Extracted records
★ ★ ★ ★ ★
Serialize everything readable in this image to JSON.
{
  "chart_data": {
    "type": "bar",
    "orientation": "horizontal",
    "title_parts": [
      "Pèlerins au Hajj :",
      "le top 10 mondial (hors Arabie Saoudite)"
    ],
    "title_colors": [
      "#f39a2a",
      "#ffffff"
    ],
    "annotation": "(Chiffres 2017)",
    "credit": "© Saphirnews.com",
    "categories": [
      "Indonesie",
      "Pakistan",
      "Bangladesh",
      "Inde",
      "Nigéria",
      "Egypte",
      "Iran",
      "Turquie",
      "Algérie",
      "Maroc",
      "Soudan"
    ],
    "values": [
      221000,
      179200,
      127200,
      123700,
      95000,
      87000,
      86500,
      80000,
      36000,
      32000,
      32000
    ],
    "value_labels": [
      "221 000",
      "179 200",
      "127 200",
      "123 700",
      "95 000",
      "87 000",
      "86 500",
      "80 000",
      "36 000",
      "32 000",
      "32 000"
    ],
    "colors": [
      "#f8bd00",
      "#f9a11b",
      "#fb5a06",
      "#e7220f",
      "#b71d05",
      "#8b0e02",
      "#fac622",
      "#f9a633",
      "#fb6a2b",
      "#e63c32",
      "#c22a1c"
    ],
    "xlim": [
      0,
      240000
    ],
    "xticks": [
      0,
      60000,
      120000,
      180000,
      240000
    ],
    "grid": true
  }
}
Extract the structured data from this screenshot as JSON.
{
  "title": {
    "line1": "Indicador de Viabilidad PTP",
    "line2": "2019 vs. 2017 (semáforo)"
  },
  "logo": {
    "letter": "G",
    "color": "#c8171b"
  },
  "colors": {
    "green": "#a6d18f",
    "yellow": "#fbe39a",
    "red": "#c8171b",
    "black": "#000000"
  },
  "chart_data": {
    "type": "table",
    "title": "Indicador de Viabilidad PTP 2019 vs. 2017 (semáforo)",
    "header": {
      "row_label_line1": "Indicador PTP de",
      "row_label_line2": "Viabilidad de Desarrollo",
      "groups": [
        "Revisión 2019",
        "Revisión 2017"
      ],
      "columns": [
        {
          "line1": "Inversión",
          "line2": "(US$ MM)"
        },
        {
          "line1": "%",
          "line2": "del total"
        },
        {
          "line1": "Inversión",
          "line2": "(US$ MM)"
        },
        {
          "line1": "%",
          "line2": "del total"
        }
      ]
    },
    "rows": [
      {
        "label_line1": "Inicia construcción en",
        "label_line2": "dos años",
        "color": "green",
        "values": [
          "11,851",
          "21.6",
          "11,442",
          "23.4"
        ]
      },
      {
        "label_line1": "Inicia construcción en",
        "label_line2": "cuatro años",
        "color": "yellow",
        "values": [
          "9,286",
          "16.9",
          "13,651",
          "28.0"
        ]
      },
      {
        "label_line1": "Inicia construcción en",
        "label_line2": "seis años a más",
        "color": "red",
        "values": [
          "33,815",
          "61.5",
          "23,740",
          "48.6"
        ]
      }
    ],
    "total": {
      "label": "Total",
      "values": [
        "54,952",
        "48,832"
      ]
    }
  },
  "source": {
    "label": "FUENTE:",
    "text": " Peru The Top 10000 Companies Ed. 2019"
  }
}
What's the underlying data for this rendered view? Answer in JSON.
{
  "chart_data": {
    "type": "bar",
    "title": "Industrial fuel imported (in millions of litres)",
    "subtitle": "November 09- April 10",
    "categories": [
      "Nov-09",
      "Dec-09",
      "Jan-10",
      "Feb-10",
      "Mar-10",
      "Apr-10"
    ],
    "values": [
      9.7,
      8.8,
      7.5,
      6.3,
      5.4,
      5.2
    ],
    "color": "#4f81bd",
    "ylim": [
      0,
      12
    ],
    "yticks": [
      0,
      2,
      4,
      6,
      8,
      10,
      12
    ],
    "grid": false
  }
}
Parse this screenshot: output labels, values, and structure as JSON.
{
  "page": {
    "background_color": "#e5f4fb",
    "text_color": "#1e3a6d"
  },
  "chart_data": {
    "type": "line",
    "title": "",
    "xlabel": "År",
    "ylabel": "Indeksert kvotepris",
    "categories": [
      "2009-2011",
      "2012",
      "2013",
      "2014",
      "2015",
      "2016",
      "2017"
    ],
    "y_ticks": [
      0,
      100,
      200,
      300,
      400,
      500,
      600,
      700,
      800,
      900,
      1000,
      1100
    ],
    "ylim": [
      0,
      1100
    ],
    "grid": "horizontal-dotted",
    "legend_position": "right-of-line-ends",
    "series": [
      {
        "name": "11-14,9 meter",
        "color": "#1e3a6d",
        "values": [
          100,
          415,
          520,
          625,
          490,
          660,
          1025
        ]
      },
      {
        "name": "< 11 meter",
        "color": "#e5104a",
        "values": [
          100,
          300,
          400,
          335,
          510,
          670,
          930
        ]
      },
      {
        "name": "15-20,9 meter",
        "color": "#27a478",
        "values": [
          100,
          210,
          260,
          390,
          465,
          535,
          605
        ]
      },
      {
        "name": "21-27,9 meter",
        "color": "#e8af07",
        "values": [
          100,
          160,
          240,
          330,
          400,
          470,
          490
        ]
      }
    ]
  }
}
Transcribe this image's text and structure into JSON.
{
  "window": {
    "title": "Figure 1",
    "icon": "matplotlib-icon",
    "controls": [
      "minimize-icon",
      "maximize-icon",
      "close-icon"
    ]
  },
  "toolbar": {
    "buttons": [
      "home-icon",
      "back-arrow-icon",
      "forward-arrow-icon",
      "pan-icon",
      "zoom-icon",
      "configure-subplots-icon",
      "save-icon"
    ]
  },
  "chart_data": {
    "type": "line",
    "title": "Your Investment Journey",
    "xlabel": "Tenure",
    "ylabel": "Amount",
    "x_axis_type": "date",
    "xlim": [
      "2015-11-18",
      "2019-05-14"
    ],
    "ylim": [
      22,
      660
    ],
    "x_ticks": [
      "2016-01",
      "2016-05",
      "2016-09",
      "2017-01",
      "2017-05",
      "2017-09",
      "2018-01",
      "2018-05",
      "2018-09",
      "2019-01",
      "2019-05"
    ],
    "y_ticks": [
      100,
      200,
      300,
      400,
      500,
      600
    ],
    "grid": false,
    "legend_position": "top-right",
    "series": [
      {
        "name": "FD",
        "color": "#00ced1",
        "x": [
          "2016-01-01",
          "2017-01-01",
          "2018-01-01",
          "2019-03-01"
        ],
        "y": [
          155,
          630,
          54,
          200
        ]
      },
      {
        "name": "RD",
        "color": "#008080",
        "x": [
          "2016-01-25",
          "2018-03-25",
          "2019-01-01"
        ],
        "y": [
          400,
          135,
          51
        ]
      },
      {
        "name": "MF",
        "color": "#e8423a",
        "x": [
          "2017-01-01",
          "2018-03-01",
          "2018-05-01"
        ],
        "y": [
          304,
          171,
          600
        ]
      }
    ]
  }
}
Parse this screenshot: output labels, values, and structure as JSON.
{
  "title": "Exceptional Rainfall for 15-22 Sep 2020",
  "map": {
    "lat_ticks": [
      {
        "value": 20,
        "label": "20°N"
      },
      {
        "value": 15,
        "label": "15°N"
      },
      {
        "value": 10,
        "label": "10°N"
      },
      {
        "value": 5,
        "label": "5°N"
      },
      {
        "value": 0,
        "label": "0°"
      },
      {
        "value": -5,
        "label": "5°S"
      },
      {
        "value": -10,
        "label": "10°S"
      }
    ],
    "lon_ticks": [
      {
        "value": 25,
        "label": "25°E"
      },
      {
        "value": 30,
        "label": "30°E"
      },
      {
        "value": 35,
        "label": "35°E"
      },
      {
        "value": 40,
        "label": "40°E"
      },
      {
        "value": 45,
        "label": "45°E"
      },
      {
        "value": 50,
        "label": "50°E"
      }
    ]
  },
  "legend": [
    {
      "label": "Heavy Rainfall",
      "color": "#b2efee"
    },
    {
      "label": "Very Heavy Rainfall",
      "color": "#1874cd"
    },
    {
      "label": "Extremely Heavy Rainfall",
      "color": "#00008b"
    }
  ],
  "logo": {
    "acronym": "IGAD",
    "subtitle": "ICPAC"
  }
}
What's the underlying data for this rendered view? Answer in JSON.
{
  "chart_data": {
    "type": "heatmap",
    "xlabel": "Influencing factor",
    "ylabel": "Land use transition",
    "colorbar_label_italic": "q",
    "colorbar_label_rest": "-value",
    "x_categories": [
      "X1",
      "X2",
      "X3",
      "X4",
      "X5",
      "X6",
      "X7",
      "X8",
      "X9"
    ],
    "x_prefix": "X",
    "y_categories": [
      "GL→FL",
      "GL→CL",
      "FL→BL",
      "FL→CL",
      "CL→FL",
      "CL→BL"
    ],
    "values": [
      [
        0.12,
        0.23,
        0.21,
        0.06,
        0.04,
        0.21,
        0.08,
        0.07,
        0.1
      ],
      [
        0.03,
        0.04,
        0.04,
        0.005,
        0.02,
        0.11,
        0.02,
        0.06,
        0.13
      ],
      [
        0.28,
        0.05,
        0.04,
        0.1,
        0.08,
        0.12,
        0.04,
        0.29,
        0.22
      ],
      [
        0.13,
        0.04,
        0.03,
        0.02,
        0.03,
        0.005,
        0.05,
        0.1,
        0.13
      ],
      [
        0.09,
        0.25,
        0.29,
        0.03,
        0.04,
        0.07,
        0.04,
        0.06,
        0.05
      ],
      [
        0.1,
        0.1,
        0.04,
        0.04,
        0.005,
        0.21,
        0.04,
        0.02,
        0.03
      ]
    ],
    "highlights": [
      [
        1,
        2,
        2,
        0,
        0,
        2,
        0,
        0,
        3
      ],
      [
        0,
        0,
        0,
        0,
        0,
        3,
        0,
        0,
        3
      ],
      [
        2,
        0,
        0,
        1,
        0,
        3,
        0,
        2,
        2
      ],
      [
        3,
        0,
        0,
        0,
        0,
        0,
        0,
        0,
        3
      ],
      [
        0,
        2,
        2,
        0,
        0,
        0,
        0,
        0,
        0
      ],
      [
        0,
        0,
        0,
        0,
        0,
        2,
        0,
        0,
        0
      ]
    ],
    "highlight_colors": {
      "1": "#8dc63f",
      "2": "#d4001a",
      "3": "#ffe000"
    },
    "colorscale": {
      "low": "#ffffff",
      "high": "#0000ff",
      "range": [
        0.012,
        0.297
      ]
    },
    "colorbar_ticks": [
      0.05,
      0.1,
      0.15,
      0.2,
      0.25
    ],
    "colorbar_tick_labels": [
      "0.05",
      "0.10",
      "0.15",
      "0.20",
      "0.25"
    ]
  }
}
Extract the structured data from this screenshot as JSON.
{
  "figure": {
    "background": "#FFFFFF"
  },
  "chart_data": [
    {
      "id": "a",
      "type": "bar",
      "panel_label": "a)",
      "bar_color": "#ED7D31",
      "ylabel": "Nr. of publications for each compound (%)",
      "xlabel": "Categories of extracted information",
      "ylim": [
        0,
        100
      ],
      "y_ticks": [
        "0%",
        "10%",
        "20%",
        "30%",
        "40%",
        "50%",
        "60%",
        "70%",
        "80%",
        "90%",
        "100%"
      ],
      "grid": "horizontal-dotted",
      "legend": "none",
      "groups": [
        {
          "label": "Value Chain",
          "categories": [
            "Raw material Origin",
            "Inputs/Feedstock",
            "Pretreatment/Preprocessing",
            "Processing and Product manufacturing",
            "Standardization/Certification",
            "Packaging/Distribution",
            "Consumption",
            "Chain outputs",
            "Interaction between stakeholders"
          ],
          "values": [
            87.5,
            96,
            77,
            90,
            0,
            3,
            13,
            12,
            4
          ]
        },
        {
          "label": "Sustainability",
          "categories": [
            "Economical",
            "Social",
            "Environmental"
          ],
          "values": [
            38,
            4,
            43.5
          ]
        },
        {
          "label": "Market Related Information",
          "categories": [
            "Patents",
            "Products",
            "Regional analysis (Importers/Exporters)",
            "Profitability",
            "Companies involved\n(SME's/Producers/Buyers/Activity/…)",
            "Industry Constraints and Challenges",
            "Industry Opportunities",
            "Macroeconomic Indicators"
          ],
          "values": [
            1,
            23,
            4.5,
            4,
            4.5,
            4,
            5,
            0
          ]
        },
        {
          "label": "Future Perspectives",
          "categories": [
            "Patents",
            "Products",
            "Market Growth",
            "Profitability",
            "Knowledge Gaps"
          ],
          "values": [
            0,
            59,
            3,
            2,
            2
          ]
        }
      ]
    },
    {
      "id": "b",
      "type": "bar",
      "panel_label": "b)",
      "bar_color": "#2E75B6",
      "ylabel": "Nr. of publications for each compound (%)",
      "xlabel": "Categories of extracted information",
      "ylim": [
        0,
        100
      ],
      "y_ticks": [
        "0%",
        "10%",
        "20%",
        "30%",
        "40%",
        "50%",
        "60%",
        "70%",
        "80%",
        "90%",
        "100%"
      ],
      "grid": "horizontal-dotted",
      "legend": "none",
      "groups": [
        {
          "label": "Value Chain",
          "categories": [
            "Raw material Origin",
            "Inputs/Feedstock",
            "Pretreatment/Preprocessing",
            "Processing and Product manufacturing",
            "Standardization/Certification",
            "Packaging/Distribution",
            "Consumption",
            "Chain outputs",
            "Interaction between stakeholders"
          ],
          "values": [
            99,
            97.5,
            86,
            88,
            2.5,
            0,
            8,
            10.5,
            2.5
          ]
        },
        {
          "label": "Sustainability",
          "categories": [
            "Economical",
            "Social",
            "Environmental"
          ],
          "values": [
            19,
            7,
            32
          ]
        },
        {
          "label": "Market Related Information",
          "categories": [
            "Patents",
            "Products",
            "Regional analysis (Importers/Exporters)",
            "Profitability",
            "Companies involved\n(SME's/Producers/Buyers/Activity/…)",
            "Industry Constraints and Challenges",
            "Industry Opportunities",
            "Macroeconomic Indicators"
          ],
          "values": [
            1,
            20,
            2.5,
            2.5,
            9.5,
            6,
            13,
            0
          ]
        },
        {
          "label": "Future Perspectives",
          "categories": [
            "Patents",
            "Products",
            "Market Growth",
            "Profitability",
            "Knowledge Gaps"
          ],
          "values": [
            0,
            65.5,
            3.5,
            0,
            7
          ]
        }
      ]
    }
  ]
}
★ ★ ★ ★ ★
**Brief**
List the lines of the material in which the word "Indicador" occurs.

**Worked solution**
    "line1": "Indicador de Viabilidad PTP",
    "title": "Indicador de Viabilidad PTP 2019 vs. 2017 (semáforo)",
      "row_label_line1": "Indicador PTP de",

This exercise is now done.